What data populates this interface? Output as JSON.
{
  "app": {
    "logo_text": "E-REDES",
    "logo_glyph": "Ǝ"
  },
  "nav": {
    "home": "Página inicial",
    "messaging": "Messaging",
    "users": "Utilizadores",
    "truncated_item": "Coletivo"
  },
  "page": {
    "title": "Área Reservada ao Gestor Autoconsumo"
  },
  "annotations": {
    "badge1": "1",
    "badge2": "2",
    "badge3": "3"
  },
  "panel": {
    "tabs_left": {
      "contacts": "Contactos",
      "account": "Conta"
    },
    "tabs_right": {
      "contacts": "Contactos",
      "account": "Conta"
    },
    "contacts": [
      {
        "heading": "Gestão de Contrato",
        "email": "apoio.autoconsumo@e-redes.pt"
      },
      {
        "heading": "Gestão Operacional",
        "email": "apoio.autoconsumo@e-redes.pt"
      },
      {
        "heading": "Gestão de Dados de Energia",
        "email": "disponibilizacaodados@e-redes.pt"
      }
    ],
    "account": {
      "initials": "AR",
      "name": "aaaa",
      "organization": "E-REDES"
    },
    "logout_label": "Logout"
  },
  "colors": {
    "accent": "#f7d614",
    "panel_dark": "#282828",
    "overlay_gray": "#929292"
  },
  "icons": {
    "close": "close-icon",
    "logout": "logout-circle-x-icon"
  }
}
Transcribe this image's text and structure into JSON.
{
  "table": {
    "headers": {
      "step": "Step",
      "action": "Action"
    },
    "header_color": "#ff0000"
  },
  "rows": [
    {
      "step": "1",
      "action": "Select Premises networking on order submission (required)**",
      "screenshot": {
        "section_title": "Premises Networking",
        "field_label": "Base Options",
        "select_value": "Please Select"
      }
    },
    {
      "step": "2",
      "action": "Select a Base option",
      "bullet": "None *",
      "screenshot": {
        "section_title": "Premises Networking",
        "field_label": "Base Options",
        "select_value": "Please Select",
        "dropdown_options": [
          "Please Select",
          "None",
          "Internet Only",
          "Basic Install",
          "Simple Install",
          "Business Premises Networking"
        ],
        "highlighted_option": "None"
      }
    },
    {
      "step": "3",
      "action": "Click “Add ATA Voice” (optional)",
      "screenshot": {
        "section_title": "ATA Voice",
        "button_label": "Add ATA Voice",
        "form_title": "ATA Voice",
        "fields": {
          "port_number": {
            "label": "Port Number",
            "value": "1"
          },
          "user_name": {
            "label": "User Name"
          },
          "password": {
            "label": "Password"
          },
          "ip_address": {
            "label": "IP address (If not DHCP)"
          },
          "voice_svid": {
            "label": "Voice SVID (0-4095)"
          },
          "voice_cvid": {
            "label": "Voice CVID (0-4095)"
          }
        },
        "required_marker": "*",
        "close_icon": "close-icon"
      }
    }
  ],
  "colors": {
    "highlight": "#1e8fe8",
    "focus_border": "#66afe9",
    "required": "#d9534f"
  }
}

- WHAT YOU NEED TO DO
Extract every line of the records above that contains the word "this".

- RESULT BELOW
What data populates this interface? Output as JSON.
Transcribe this image's text and structure into JSON.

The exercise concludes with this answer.